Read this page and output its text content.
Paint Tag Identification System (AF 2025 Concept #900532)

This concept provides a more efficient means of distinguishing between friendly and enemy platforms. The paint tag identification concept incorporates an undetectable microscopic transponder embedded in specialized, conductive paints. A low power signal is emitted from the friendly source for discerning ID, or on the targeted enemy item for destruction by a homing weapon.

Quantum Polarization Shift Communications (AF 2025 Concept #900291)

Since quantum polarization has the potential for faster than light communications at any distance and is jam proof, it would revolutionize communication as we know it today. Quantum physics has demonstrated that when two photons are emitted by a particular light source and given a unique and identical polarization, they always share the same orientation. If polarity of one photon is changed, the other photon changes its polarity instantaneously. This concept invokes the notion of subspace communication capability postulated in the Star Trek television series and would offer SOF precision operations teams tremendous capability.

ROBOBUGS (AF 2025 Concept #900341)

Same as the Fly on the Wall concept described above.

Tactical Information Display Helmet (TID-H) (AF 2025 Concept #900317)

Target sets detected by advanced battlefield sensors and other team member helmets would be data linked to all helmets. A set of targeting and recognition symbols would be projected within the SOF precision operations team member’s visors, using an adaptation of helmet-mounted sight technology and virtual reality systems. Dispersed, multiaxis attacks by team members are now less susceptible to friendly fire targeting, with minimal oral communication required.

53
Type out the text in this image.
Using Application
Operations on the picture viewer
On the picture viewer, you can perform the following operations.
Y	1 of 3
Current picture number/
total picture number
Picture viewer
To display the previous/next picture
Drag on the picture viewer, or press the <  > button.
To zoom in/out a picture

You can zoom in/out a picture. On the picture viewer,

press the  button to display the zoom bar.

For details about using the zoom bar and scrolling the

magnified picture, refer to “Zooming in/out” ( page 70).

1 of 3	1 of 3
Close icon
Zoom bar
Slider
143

--------

| Work to complete |
Take the line holding "Type out the text in this image." and all lines after it through the end of the data, and set them down exactly.

| Complete answer |
Type out the text in this image.
Using Application
Operations on the picture viewer
On the picture viewer, you can perform the following operations.
Y	1 of 3
Current picture number/
total picture number
Picture viewer
To display the previous/next picture
Drag on the picture viewer, or press the <  > button.
To zoom in/out a picture

You can zoom in/out a picture. On the picture viewer,

press the  button to display the zoom bar.

For details about using the zoom bar and scrolling the

magnified picture, refer to “Zooming in/out” ( page 70).

1 of 3	1 of 3
Close icon
Zoom bar
Slider
143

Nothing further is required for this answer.